§ Data listing:
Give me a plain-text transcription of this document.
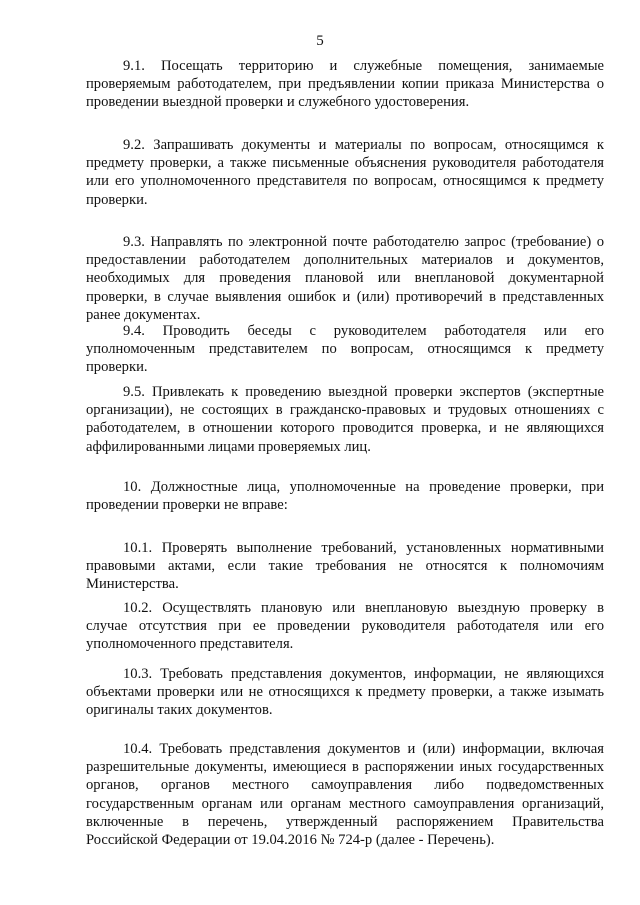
5

9.1. Посещать территорию и служебные помещения, занимаемые проверяемым работодателем, при предъявлении копии приказа Министерства о проведении выездной проверки и служебного удостоверения.

9.2. Запрашивать документы и материалы по вопросам, относящимся к предмету проверки, а также письменные объяснения руководителя работодателя или его уполномоченного представителя по вопросам, относящимся к предмету проверки.

9.3. Направлять по электронной почте работодателю запрос (требование) о предоставлении работодателем дополнительных материалов и документов, необходимых для проведения плановой или внеплановой документарной проверки, в случае выявления ошибок и (или) противоречий в представленных ранее документах.

9.4. Проводить беседы с руководителем работодателя или его уполномоченным представителем по вопросам, относящимся к предмету проверки.

9.5. Привлекать к проведению выездной проверки экспертов (экспертные организации), не состоящих в гражданско-правовых и трудовых отношениях с работодателем, в отношении которого проводится проверка, и не являющихся аффилированными лицами проверяемых лиц.

10. Должностные лица, уполномоченные на проведение проверки, при проведении проверки не вправе:

10.1. Проверять выполнение требований, установленных нормативными правовыми актами, если такие требования не относятся к полномочиям Министерства.

10.2. Осуществлять плановую или внеплановую выездную проверку в случае отсутствия при ее проведении руководителя работодателя или его уполномоченного представителя.

10.3. Требовать представления документов, информации, не являющихся объектами проверки или не относящихся к предмету проверки, а также изымать оригиналы таких документов.

10.4. Требовать представления документов и (или) информации, включая разрешительные документы, имеющиеся в распоряжении иных государственных органов, органов местного самоуправления либо подведомственных государственным органам или органам местного самоуправления организаций, включенные в перечень, утвержденный распоряжением Правительства Российской Федерации от 19.04.2016 № 724-р (далее - Перечень).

§ Task details:
Write out every entry again word for word, without any of the pictures.

§ Worked solution:
Give me a plain-text transcription of this document.
5

9.1. Посещать территорию и служебные помещения, занимаемые проверяемым работодателем, при предъявлении копии приказа Министерства о проведении выездной проверки и служебного удостоверения.

9.2. Запрашивать документы и материалы по вопросам, относящимся к предмету проверки, а также письменные объяснения руководителя работодателя или его уполномоченного представителя по вопросам, относящимся к предмету проверки.

9.3. Направлять по электронной почте работодателю запрос (требование) о предоставлении работодателем дополнительных материалов и документов, необходимых для проведения плановой или внеплановой документарной проверки, в случае выявления ошибок и (или) противоречий в представленных ранее документах.

9.4. Проводить беседы с руководителем работодателя или его уполномоченным представителем по вопросам, относящимся к предмету проверки.

9.5. Привлекать к проведению выездной проверки экспертов (экспертные организации), не состоящих в гражданско-правовых и трудовых отношениях с работодателем, в отношении которого проводится проверка, и не являющихся аффилированными лицами проверяемых лиц.

10. Должностные лица, уполномоченные на проведение проверки, при проведении проверки не вправе:

10.1. Проверять выполнение требований, установленных нормативными правовыми актами, если такие требования не относятся к полномочиям Министерства.

10.2. Осуществлять плановую или внеплановую выездную проверку в случае отсутствия при ее проведении руководителя работодателя или его уполномоченного представителя.

10.3. Требовать представления документов, информации, не являющихся объектами проверки или не относящихся к предмету проверки, а также изымать оригиналы таких документов.

10.4. Требовать представления документов и (или) информации, включая разрешительные документы, имеющиеся в распоряжении иных государственных органов, органов местного самоуправления либо подведомственных государственным органам или органам местного самоуправления организаций, включенные в перечень, утвержденный распоряжением Правительства Российской Федерации от 19.04.2016 № 724-р (далее - Перечень).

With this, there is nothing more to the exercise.